- Material provided -
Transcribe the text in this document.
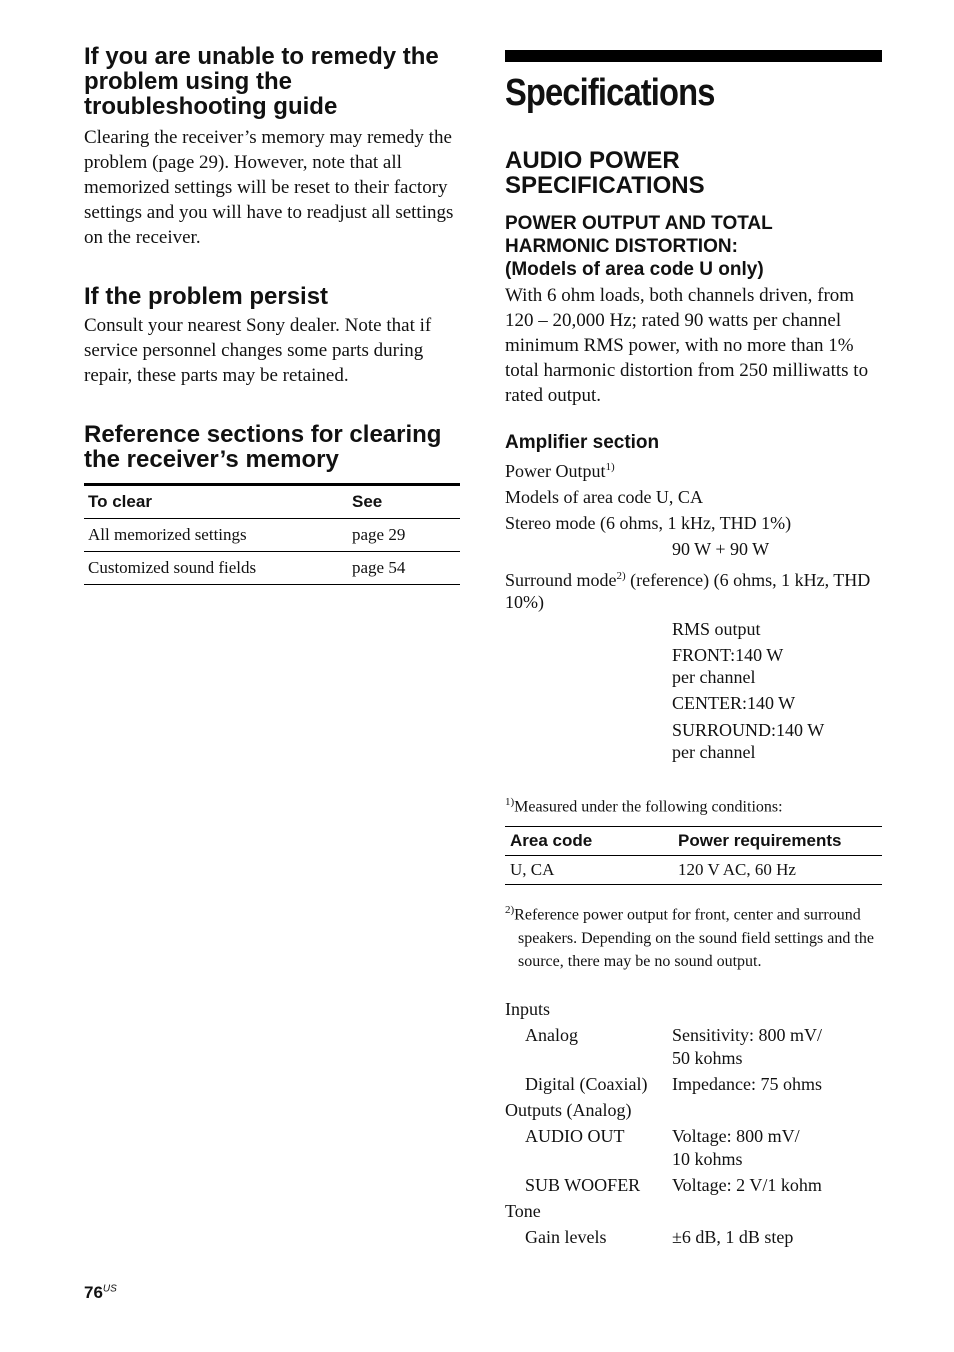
If you are unable to remedy the problem using the troubleshooting guide

Clearing the receiver’s memory may remedy the problem (page 29). However, note that all memorized settings will be reset to their factory settings and you will have to readjust all settings on the receiver.

If the problem persist

Consult your nearest Sony dealer. Note that if service personnel changes some parts during repair, these parts may be retained.

Reference sections for clearing the receiver’s memory
To clear	See
All memorized settings	page 29
Customized sound fields	page 54
Specifications
AUDIO POWER SPECIFICATIONS
POWER OUTPUT AND TOTAL HARMONIC DISTORTION:
(Models of area code U only)

With 6 ohm loads, both channels driven, from 120 – 20,000 Hz; rated 90 watts per channel minimum RMS power, with no more than 1% total harmonic distortion from 250 milliwatts to rated output.

Amplifier section
Power Output$^{1)}$
Models of area code U, CA
Stereo mode (6 ohms, 1 kHz, THD 1%)
90 W + 90 W
Surround mode$^{2)}$ (reference) (6 ohms, 1 kHz, THD 10%)
RMS output
FRONT:140 W
per channel
CENTER:140 W
SURROUND:140 W
per channel
$^{1)}$Measured under the following conditions:
Area code	Power requirements
U, CA	120 V AC, 60 Hz
$^{2)}$Reference power output for front, center and surround speakers. Depending on the sound field settings and the source, there may be no sound output.
Inputs
Analog	Sensitivity: 800 mV/
50 kohms
Digital (Coaxial)	Impedance: 75 ohms
Outputs (Analog)
AUDIO OUT	Voltage: 800 mV/
10 kohms
SUB WOOFER	Voltage: 2 V/1 kohm
Tone
Gain levels	±6 dB, 1 dB step
$76^{US}$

- Brief -
Check each line of the records for the word "remedy", and show the lines that contain it.

- Result for this task -
If you are unable to remedy the problem using the troubleshooting guide
Clearing the receiver’s memory may remedy the problem (page 29). However, note that all memorized settings will be reset to their factory settings and you will have to readjust all settings on the receiver.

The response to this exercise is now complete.